(Collected data entries)
········
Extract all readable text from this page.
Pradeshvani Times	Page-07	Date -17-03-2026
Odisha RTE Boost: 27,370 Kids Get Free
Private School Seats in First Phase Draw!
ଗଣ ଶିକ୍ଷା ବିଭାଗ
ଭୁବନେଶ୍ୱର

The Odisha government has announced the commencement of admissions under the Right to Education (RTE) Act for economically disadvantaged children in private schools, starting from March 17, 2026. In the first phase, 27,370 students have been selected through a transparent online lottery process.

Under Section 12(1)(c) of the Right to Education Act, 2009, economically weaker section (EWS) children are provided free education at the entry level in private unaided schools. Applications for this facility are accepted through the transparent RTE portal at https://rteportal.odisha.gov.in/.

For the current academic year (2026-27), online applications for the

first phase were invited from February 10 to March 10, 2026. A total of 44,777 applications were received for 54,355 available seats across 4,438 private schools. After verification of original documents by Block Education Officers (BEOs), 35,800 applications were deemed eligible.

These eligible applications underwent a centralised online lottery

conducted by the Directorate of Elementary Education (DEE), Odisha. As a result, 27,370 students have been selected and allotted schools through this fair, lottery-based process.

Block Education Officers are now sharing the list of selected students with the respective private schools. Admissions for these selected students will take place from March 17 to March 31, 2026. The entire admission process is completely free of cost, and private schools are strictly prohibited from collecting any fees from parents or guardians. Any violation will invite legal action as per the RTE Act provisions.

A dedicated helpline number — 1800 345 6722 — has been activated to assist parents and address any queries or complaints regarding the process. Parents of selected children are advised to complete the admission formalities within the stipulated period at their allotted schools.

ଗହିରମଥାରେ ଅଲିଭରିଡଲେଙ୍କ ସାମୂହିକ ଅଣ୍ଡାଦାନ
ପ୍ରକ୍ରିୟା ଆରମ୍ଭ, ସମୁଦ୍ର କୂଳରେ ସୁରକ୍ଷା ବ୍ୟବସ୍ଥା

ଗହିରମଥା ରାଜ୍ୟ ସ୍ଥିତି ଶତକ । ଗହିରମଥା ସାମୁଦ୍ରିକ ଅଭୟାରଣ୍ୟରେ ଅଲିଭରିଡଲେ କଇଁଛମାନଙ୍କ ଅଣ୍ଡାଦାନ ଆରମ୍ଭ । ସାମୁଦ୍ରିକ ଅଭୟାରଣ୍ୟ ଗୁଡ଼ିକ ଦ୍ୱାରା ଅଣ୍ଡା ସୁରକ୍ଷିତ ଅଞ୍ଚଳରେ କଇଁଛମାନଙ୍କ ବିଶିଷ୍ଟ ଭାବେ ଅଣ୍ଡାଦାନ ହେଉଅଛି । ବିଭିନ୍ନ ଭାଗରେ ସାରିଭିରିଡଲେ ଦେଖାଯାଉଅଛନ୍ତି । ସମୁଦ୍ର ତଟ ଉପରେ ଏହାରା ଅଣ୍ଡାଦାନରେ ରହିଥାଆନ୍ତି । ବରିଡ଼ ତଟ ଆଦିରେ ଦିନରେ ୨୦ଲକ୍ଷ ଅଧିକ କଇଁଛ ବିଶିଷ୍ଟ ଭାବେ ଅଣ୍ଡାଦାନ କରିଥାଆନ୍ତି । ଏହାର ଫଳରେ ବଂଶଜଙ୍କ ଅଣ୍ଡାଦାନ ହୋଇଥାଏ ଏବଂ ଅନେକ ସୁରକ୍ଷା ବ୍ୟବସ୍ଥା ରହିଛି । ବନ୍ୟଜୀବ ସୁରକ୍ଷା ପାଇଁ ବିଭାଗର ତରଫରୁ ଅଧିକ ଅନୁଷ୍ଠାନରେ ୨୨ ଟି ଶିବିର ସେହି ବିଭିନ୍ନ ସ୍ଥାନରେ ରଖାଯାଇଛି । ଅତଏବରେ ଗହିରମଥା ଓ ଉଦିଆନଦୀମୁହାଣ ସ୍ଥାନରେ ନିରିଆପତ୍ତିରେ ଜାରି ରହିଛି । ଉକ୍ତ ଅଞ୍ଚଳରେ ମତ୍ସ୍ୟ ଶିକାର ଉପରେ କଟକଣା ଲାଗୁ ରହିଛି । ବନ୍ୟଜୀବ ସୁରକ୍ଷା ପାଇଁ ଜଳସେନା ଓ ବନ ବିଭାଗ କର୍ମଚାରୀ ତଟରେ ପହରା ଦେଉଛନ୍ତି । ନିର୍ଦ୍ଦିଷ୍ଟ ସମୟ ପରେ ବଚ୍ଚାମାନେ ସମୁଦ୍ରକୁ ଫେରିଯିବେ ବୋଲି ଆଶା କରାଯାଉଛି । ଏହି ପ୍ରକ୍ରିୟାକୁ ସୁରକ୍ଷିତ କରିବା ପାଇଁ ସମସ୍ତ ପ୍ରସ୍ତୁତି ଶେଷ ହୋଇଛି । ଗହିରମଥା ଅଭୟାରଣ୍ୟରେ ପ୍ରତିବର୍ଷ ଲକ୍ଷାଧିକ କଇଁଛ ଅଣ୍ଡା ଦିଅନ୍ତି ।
········
● **STATED TASK**
Scan the material above. Copy each line where "this" occurs.

● **TASK RESULT**
Extract all readable text from this page.
Under Section 12(1)(c) of the Right to Education Act, 2009, economically weaker section (EWS) children are provided free education at the entry level in private unaided schools. Applications for this facility are accepted through the transparent RTE portal at https://rteportal.odisha.gov.in/.
conducted by the Directorate of Elementary Education (DEE), Odisha. As a result, 27,370 students have been selected and allotted schools through this fair, lottery-based process.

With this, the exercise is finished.